▶ [What you will do]: State how many lines in the entries below contain "subtitle". Write nothing but the number.

▶ [Information provided]:

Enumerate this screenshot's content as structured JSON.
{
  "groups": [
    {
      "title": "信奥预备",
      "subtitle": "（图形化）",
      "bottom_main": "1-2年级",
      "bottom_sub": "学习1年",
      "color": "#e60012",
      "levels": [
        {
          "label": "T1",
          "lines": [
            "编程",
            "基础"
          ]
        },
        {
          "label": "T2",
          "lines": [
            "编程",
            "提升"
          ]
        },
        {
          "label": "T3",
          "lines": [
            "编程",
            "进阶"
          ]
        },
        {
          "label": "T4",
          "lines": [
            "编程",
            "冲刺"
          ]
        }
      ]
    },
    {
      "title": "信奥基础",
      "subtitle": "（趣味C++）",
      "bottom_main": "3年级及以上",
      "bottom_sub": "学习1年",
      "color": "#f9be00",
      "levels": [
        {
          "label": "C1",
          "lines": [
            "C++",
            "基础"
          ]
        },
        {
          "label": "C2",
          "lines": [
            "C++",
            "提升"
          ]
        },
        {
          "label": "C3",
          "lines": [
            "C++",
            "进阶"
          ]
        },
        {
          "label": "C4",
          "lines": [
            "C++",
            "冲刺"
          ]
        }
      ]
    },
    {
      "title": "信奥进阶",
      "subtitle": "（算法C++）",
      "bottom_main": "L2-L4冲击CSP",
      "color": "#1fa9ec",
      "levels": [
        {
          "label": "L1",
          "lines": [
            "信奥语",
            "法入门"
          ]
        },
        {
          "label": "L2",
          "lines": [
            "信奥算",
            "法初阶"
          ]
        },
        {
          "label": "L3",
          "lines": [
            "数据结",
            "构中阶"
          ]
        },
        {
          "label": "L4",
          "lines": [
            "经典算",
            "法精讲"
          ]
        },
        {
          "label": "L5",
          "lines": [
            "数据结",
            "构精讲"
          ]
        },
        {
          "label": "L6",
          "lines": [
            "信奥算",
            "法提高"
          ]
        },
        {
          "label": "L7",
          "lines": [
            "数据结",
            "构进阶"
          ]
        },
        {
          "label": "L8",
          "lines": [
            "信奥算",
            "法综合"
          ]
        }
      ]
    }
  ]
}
* * *
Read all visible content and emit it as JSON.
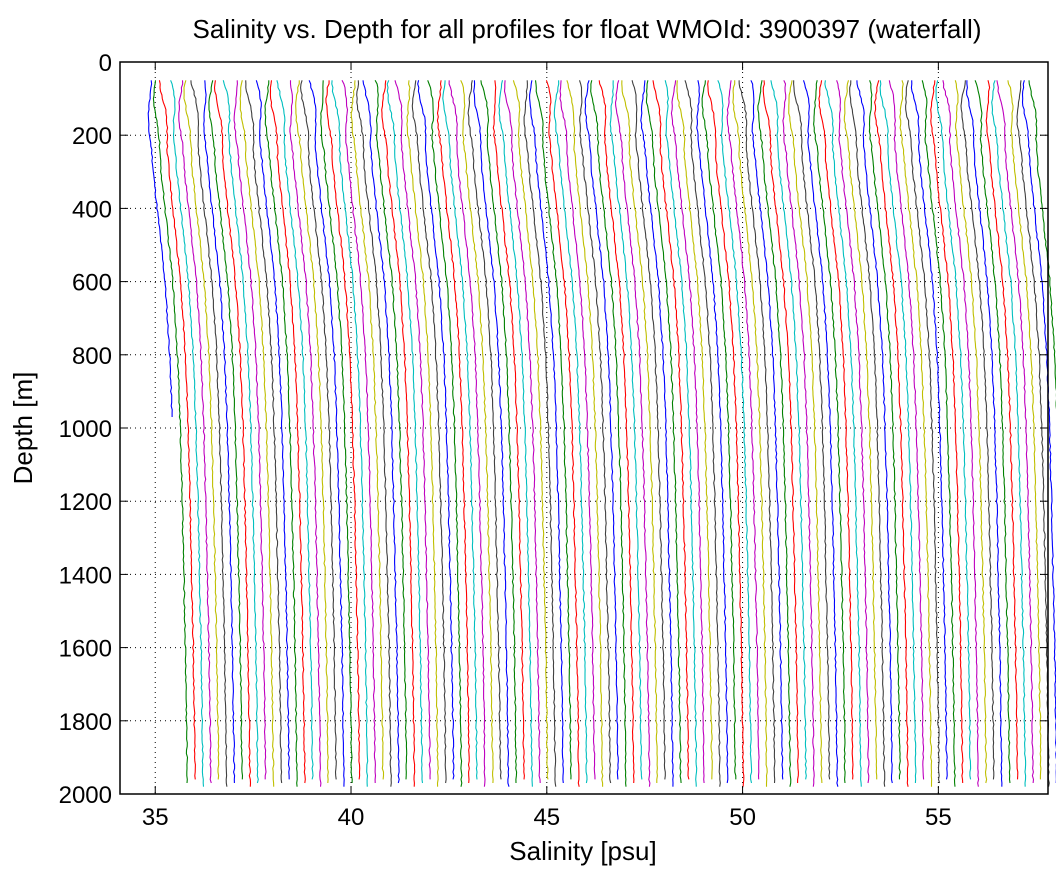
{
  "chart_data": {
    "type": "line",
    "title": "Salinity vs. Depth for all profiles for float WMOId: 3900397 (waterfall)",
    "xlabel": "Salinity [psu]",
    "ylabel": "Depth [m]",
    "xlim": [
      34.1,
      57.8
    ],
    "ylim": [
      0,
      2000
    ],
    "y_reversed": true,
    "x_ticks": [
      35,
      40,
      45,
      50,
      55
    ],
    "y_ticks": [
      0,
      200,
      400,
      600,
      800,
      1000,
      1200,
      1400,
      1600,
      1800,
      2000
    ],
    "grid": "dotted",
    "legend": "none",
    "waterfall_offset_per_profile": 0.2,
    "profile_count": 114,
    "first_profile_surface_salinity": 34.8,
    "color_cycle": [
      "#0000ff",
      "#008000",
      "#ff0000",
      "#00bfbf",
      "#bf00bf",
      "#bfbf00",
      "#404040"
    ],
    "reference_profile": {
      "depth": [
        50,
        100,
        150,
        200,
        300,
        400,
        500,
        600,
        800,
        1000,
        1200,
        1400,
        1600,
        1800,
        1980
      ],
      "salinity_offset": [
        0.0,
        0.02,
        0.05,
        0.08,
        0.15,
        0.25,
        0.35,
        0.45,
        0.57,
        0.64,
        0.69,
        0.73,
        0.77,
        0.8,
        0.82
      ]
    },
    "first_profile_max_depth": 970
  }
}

▶ [Response to the task]: 3